What to do:
Return the lines of data below verbatim, starting at the line that contains "What elements are" and ending at the line that contains "traversal-path-blue — [175, 84, 201, 111]", with both of those lines included. Omit the pictures from your answer.

(Dataset entries)
(begin)

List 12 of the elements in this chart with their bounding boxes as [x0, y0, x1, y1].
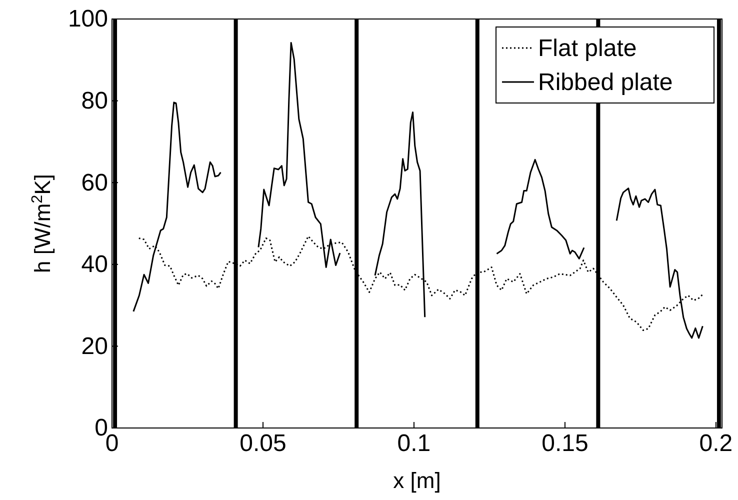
y-tick-label: 100: [68, 6, 108, 33]
x-tick-label: 0.2: [699, 430, 733, 458]
y-tick-label: 80: [81, 87, 108, 114]
y-tick-label: 20: [81, 332, 108, 360]
legend-label: Ribbed plate: [538, 69, 673, 96]
x-tick-label: 0.05: [240, 430, 286, 458]
x-axis-title: x [m]: [393, 468, 441, 493]
x-tick-label: 0.15: [542, 430, 588, 458]
y-tick-label: 40: [81, 251, 108, 278]
legend-label: Flat plate: [538, 35, 637, 62]
y-tick-label: 60: [81, 169, 108, 196]
x-tick-label: 0.1: [397, 430, 431, 458]
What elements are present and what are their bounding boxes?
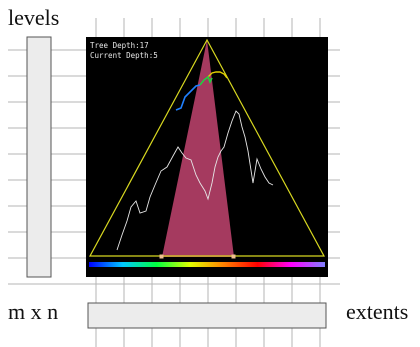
levels-panel — [26, 36, 52, 278]
mxn-label: m x n — [8, 299, 58, 324]
terrain-profile-line — [116, 110, 274, 251]
tree-depth-text: Tree Depth:17 — [90, 41, 149, 50]
traversal-path-green — [199, 75, 213, 86]
frustum-marker-left — [159, 254, 164, 259]
extents-label: extents — [346, 299, 408, 324]
current-depth-text: Current Depth:5 — [90, 51, 158, 60]
terrain-viewport: Tree Depth:17 Current Depth:5 — [86, 37, 328, 277]
rainbow-color-bar — [89, 262, 325, 267]
extent-triangle — [88, 38, 326, 257]
traversal-path-blue — [175, 84, 201, 111]
traversal-path-yellow — [207, 71, 228, 79]
levels-label: levels — [8, 5, 59, 30]
extents-panel — [87, 302, 327, 329]
frustum-marker-right — [231, 254, 236, 259]
view-frustum — [162, 40, 234, 257]
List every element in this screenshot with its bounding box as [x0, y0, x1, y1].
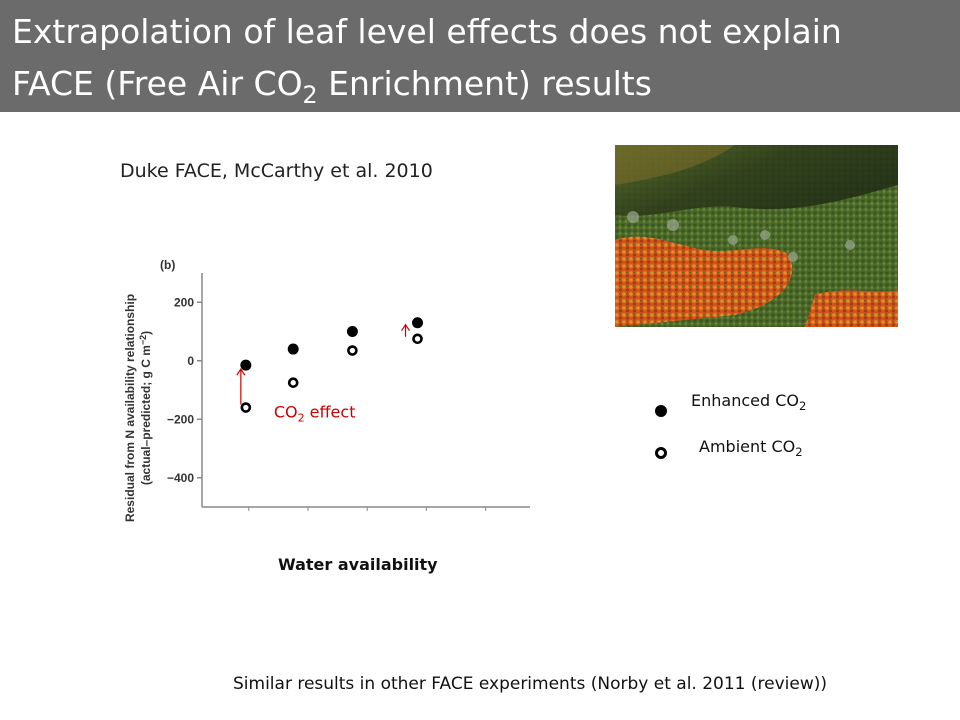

(end)

Result:
What elements are present and what are their bounding boxes?
levels-panel — [26, 36, 52, 278]
mxn-label: m x n — [8, 299, 58, 324]
terrain-profile-line — [116, 110, 274, 251]
tree-depth-text: Tree Depth:17 — [90, 41, 149, 50]
traversal-path-green — [199, 75, 213, 86]
frustum-marker-left — [159, 254, 164, 259]
extents-label: extents — [346, 299, 408, 324]
current-depth-text: Current Depth:5 — [90, 51, 158, 60]
terrain-viewport: Tree Depth:17 Current Depth:5 — [86, 37, 328, 277]
rainbow-color-bar — [89, 262, 325, 267]
extent-triangle — [88, 38, 326, 257]
traversal-path-blue — [175, 84, 201, 111]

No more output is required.